§ **What you need to do**: Retype all of the entries word for word.

§ **Supplied entries**:
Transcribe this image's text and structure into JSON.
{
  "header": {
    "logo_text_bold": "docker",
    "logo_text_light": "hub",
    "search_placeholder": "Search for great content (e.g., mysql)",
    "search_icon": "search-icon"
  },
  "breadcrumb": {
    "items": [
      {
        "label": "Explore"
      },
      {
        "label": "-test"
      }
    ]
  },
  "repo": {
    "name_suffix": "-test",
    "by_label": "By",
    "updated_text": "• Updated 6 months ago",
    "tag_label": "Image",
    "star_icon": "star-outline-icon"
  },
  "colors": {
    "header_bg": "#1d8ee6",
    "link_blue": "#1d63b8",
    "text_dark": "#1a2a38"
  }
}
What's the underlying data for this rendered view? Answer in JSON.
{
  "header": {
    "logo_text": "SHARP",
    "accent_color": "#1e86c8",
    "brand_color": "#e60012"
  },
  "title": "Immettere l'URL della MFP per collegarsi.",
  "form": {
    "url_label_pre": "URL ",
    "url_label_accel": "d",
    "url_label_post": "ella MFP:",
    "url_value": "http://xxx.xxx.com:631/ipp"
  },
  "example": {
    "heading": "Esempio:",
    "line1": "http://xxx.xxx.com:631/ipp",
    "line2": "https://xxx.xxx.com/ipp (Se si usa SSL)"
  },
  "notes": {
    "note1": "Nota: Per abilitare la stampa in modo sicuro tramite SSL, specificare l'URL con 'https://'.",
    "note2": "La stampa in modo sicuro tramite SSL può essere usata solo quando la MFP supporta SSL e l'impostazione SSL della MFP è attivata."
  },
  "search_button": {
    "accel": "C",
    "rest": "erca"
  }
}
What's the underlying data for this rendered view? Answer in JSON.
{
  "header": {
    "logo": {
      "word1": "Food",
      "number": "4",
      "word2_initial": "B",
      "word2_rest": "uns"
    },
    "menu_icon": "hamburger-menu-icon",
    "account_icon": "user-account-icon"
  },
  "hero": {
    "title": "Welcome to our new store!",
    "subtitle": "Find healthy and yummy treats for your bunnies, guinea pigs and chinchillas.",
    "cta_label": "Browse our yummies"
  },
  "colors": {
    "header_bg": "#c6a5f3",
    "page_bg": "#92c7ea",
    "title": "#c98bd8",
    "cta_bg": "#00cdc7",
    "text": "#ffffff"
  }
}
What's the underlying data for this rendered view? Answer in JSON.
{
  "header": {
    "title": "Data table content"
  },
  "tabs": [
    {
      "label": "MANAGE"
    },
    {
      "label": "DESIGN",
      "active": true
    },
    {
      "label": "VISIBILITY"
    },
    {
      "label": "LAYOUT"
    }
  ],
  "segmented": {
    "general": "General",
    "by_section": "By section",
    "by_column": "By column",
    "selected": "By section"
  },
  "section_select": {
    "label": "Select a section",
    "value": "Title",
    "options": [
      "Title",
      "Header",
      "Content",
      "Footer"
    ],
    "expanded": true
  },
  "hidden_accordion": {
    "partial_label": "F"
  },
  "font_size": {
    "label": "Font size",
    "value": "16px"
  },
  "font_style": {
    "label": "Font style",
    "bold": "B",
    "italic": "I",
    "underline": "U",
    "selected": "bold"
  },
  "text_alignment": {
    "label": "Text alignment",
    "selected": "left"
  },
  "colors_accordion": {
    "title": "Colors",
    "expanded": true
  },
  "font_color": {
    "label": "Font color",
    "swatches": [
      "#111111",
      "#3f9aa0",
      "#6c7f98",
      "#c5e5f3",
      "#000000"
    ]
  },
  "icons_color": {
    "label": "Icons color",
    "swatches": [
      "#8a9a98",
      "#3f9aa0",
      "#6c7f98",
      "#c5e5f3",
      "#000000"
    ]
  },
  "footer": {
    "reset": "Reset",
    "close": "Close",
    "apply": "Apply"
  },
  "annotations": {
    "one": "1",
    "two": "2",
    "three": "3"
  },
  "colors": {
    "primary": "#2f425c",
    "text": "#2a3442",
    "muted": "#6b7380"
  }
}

§ **Exercise output**:
Transcribe this image's text and structure into JSON.
{
  "header": {
    "logo_text_bold": "docker",
    "logo_text_light": "hub",
    "search_placeholder": "Search for great content (e.g., mysql)",
    "search_icon": "search-icon"
  },
  "breadcrumb": {
    "items": [
      {
        "label": "Explore"
      },
      {
        "label": "-test"
      }
    ]
  },
  "repo": {
    "name_suffix": "-test",
    "by_label": "By",
    "updated_text": "• Updated 6 months ago",
    "tag_label": "Image",
    "star_icon": "star-outline-icon"
  },
  "colors": {
    "header_bg": "#1d8ee6",
    "link_blue": "#1d63b8",
    "text_dark": "#1a2a38"
  }
}
What's the underlying data for this rendered view? Answer in JSON.
{
  "header": {
    "logo_text": "SHARP",
    "accent_color": "#1e86c8",
    "brand_color": "#e60012"
  },
  "title": "Immettere l'URL della MFP per collegarsi.",
  "form": {
    "url_label_pre": "URL ",
    "url_label_accel": "d",
    "url_label_post": "ella MFP:",
    "url_value": "http://xxx.xxx.com:631/ipp"
  },
  "example": {
    "heading": "Esempio:",
    "line1": "http://xxx.xxx.com:631/ipp",
    "line2": "https://xxx.xxx.com/ipp (Se si usa SSL)"
  },
  "notes": {
    "note1": "Nota: Per abilitare la stampa in modo sicuro tramite SSL, specificare l'URL con 'https://'.",
    "note2": "La stampa in modo sicuro tramite SSL può essere usata solo quando la MFP supporta SSL e l'impostazione SSL della MFP è attivata."
  },
  "search_button": {
    "accel": "C",
    "rest": "erca"
  }
}
What's the underlying data for this rendered view? Answer in JSON.
{
  "header": {
    "logo": {
      "word1": "Food",
      "number": "4",
      "word2_initial": "B",
      "word2_rest": "uns"
    },
    "menu_icon": "hamburger-menu-icon",
    "account_icon": "user-account-icon"
  },
  "hero": {
    "title": "Welcome to our new store!",
    "subtitle": "Find healthy and yummy treats for your bunnies, guinea pigs and chinchillas.",
    "cta_label": "Browse our yummies"
  },
  "colors": {
    "header_bg": "#c6a5f3",
    "page_bg": "#92c7ea",
    "title": "#c98bd8",
    "cta_bg": "#00cdc7",
    "text": "#ffffff"
  }
}
What's the underlying data for this rendered view? Answer in JSON.
{
  "header": {
    "title": "Data table content"
  },
  "tabs": [
    {
      "label": "MANAGE"
    },
    {
      "label": "DESIGN",
      "active": true
    },
    {
      "label": "VISIBILITY"
    },
    {
      "label": "LAYOUT"
    }
  ],
  "segmented": {
    "general": "General",
    "by_section": "By section",
    "by_column": "By column",
    "selected": "By section"
  },
  "section_select": {
    "label": "Select a section",
    "value": "Title",
    "options": [
      "Title",
      "Header",
      "Content",
      "Footer"
    ],
    "expanded": true
  },
  "hidden_accordion": {
    "partial_label": "F"
  },
  "font_size": {
    "label": "Font size",
    "value": "16px"
  },
  "font_style": {
    "label": "Font style",
    "bold": "B",
    "italic": "I",
    "underline": "U",
    "selected": "bold"
  },
  "text_alignment": {
    "label": "Text alignment",
    "selected": "left"
  },
  "colors_accordion": {
    "title": "Colors",
    "expanded": true
  },
  "font_color": {
    "label": "Font color",
    "swatches": [
      "#111111",
      "#3f9aa0",
      "#6c7f98",
      "#c5e5f3",
      "#000000"
    ]
  },
  "icons_color": {
    "label": "Icons color",
    "swatches": [
      "#8a9a98",
      "#3f9aa0",
      "#6c7f98",
      "#c5e5f3",
      "#000000"
    ]
  },
  "footer": {
    "reset": "Reset",
    "close": "Close",
    "apply": "Apply"
  },
  "annotations": {
    "one": "1",
    "two": "2",
    "three": "3"
  },
  "colors": {
    "primary": "#2f425c",
    "text": "#2a3442",
    "muted": "#6b7380"
  }
}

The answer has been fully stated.